- **Available data**
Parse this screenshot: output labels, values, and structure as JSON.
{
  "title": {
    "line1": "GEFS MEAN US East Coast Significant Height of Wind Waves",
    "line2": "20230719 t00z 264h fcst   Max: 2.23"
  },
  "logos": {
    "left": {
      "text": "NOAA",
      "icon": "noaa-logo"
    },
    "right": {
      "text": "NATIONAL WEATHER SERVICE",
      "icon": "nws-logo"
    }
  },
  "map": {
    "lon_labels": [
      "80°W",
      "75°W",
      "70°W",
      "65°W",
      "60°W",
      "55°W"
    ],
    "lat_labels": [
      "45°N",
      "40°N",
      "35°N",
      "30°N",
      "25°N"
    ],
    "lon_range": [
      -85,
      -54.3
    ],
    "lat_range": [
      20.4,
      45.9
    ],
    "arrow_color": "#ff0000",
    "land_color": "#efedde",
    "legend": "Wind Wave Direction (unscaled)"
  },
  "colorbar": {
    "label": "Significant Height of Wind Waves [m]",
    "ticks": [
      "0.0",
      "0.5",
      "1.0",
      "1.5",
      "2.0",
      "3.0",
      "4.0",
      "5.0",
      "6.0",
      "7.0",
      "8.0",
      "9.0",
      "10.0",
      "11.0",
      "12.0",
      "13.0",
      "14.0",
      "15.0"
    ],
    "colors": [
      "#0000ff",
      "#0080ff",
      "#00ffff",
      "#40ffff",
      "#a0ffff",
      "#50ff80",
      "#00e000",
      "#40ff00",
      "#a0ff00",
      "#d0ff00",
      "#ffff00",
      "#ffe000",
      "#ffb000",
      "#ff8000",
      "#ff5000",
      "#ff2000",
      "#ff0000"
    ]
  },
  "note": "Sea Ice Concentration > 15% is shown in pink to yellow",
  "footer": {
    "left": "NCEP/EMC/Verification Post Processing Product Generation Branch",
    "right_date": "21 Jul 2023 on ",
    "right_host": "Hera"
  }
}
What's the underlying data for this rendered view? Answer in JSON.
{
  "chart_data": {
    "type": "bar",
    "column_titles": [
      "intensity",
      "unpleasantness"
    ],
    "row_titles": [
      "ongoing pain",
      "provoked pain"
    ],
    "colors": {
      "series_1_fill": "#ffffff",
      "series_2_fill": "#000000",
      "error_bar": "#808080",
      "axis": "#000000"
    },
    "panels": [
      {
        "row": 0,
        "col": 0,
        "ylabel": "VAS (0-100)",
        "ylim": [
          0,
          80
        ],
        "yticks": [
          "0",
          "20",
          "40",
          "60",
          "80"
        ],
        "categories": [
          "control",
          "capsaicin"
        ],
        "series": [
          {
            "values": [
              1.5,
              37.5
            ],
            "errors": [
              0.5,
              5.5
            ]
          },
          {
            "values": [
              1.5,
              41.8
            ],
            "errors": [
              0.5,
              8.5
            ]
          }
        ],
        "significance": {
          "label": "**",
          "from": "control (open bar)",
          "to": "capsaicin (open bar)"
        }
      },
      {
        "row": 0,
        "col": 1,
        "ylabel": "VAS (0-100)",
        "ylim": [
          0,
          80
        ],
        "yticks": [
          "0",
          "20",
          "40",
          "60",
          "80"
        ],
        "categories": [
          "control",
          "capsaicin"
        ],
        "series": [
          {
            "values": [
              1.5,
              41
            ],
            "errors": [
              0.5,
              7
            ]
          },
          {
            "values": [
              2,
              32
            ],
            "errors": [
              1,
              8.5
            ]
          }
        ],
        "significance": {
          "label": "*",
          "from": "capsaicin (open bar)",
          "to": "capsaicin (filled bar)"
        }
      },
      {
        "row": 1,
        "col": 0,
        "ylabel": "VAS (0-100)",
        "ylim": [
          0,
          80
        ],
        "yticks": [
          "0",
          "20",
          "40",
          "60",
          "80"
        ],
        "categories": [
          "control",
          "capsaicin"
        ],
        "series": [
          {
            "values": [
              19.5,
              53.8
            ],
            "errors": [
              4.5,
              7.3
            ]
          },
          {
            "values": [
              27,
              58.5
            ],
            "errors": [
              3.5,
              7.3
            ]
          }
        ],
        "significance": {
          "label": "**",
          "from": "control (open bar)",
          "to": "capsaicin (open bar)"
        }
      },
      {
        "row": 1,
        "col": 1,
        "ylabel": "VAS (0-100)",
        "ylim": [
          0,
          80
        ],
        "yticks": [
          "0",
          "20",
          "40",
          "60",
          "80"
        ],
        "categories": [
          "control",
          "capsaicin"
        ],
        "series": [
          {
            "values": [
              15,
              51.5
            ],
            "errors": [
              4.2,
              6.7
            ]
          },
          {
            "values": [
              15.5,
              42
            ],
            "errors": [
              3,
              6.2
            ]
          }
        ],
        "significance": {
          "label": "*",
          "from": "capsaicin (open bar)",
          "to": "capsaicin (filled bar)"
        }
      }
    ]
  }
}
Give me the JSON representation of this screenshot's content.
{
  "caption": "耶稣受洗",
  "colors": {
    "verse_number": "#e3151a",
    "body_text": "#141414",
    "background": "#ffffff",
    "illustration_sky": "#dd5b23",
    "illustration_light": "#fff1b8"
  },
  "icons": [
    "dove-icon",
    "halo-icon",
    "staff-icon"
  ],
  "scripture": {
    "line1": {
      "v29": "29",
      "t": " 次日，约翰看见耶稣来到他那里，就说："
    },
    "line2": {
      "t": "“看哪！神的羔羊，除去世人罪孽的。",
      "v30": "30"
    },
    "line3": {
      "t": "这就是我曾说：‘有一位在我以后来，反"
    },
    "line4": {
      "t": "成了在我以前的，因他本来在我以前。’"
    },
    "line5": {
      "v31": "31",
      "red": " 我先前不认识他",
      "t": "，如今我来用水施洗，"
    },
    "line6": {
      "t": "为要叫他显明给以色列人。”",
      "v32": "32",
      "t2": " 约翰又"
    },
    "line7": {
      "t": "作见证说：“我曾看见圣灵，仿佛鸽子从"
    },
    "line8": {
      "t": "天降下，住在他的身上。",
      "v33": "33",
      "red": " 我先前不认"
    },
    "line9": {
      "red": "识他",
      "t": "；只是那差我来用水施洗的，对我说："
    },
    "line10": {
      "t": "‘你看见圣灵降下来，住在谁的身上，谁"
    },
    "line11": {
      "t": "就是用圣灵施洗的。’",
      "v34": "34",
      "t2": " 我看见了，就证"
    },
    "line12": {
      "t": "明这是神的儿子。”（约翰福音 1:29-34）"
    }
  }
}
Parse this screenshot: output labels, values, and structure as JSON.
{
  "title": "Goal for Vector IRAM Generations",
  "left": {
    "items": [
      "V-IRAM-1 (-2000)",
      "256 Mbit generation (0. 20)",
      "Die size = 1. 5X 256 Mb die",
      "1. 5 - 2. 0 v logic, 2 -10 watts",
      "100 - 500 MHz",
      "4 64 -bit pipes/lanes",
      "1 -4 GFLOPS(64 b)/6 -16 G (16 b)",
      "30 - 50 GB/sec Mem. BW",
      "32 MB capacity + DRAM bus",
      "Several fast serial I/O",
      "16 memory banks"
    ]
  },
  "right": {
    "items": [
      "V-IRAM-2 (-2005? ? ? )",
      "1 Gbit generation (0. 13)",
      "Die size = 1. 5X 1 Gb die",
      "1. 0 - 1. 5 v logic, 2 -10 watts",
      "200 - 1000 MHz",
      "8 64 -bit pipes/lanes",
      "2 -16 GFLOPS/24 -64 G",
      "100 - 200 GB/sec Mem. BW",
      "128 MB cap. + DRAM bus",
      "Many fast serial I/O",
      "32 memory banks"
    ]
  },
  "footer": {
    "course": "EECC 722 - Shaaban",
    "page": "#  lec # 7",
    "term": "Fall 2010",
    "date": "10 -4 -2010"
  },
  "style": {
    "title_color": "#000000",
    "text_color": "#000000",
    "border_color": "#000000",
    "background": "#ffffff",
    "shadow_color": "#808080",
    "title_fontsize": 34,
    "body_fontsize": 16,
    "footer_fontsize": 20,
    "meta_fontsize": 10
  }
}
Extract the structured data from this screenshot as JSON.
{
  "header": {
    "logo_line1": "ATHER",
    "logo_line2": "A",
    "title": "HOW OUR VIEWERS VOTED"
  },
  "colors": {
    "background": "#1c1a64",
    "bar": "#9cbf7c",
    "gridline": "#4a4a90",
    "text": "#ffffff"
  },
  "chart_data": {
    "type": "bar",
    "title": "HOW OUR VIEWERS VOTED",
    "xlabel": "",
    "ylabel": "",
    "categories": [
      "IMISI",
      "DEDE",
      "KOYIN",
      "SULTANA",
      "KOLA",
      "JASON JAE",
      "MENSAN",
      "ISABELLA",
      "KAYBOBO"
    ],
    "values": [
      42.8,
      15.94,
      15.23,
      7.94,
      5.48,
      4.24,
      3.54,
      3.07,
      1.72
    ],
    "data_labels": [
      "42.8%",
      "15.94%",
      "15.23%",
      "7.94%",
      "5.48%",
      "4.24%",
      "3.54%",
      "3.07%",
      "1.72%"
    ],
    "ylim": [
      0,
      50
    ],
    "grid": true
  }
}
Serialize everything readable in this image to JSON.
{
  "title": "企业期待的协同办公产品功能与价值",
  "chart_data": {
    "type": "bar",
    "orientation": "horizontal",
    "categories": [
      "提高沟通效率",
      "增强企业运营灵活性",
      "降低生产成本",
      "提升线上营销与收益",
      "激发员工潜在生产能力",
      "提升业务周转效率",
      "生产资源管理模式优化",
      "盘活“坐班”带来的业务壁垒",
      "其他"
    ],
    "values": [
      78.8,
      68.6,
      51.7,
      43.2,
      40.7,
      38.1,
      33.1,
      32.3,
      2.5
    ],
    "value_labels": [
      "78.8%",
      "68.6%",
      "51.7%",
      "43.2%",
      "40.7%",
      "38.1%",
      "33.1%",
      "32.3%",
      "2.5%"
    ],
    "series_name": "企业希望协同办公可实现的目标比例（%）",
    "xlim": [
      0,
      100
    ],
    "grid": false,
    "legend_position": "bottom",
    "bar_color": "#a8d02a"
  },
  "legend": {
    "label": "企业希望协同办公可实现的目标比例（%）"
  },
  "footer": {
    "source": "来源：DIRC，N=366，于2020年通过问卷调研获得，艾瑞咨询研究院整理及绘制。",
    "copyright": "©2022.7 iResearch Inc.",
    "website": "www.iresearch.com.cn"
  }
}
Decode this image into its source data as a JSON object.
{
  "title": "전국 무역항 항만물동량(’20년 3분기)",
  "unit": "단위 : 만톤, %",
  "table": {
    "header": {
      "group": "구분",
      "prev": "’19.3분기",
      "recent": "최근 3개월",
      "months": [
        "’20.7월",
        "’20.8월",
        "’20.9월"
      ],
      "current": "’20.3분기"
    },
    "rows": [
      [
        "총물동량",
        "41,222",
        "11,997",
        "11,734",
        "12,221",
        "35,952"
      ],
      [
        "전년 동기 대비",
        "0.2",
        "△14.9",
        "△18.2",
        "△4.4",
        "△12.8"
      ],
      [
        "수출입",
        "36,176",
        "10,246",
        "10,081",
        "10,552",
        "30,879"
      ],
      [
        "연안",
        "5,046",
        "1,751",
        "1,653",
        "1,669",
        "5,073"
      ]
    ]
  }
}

- **Problem**
Show every line from the listing above in which the string "this" appears.

- **Task result**
Parse this screenshot: output labels, values, and structure as JSON.
What's the underlying data for this rendered view? Answer in JSON.
Give me the JSON representation of this screenshot's content.
Parse this screenshot: output labels, values, and structure as JSON.
Extract the structured data from this screenshot as JSON.
Serialize everything readable in this image to JSON.
Decode this image into its source data as a JSON object.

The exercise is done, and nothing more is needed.